Rewrite the lines of data that follow. Begin at the line that contains "y-tick-label: $205,000: [45, 297, 107, 312]" and stop after the line that contains "series-line: [142, 178, 789, 316]". Replace "Jan" with "January" and keep everything else unchanged.

┌────────

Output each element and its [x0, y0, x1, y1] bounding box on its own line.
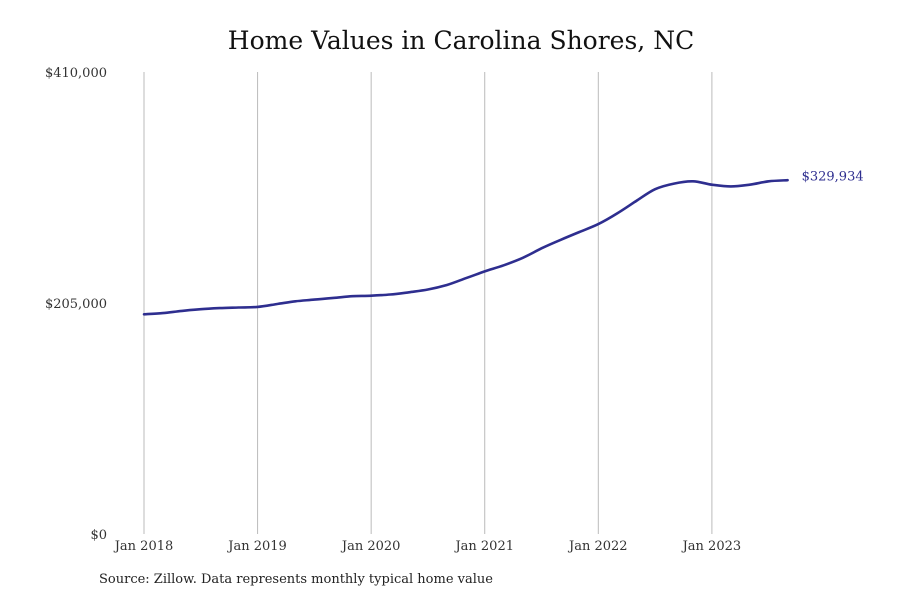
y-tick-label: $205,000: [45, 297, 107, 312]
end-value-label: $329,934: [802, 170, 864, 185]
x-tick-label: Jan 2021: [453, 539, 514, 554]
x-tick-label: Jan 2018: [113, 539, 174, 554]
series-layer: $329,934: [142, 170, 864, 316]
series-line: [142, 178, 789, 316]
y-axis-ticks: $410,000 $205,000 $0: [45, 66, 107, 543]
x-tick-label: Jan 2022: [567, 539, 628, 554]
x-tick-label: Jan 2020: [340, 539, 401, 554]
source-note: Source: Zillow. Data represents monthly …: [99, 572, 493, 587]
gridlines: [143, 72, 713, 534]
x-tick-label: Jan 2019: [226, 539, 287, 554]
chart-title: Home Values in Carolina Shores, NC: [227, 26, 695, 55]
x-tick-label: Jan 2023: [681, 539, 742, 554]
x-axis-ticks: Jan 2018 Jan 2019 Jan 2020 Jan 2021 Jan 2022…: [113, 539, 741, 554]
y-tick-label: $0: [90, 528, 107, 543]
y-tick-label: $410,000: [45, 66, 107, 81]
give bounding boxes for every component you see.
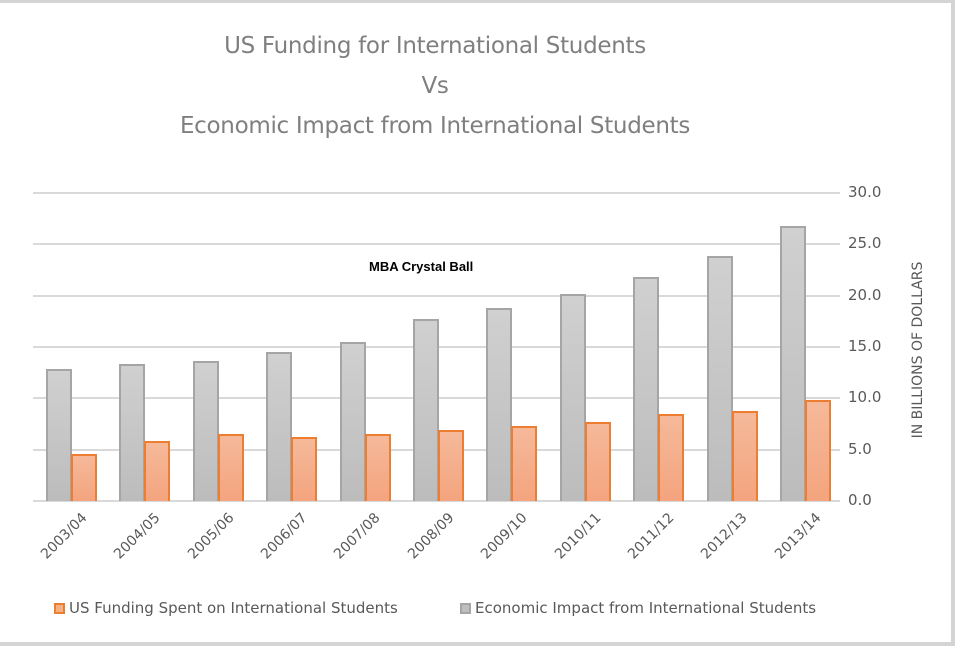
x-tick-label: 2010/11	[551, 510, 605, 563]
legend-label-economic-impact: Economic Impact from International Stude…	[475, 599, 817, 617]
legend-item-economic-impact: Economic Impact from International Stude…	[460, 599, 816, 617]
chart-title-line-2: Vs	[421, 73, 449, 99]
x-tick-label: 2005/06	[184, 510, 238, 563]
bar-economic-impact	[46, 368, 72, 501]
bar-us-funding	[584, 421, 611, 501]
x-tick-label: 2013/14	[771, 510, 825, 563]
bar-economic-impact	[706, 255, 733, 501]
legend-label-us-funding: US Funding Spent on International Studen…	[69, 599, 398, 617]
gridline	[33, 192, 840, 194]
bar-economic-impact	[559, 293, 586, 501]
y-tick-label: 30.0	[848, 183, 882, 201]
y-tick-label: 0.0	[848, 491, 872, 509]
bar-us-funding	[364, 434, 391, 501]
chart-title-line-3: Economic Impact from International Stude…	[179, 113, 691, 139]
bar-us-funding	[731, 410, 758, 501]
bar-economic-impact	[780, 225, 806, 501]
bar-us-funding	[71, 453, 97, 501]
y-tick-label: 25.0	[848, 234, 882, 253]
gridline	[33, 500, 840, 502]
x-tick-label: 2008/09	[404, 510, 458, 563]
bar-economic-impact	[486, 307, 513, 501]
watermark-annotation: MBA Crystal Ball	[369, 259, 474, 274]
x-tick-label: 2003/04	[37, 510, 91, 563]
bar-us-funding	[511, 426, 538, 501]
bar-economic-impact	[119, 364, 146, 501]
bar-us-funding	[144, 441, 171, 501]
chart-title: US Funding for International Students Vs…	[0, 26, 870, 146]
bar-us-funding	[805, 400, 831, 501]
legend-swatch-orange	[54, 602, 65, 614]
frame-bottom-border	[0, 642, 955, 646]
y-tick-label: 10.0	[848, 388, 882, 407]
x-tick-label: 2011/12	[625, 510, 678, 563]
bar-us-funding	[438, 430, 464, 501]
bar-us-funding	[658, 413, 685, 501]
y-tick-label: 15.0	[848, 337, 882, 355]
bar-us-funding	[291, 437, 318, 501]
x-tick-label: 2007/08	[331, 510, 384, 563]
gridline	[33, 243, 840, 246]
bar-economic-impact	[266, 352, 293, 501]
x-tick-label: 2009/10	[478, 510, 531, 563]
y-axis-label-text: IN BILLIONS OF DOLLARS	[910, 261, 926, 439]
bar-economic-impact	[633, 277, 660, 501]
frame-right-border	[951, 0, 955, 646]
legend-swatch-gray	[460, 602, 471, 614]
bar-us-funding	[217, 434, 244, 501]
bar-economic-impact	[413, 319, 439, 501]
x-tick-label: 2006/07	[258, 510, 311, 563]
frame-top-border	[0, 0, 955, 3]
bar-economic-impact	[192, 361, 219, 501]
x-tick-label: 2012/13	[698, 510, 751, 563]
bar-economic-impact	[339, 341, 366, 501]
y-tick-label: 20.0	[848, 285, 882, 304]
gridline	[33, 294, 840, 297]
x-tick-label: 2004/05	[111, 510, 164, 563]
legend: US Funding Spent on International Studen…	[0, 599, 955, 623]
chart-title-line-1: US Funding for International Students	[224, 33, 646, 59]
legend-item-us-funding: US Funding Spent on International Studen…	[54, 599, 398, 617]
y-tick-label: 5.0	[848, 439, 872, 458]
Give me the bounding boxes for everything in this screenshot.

└────────

> [CORRECT ANSWER]
y-tick-label: $205,000: [45, 297, 107, 312]
end-value-label: $329,934: [802, 170, 864, 185]
x-tick-label: January 2021: [453, 539, 514, 554]
x-tick-label: January 2018: [113, 539, 174, 554]
series-layer: $329,934: [142, 170, 864, 316]
series-line: [142, 178, 789, 316]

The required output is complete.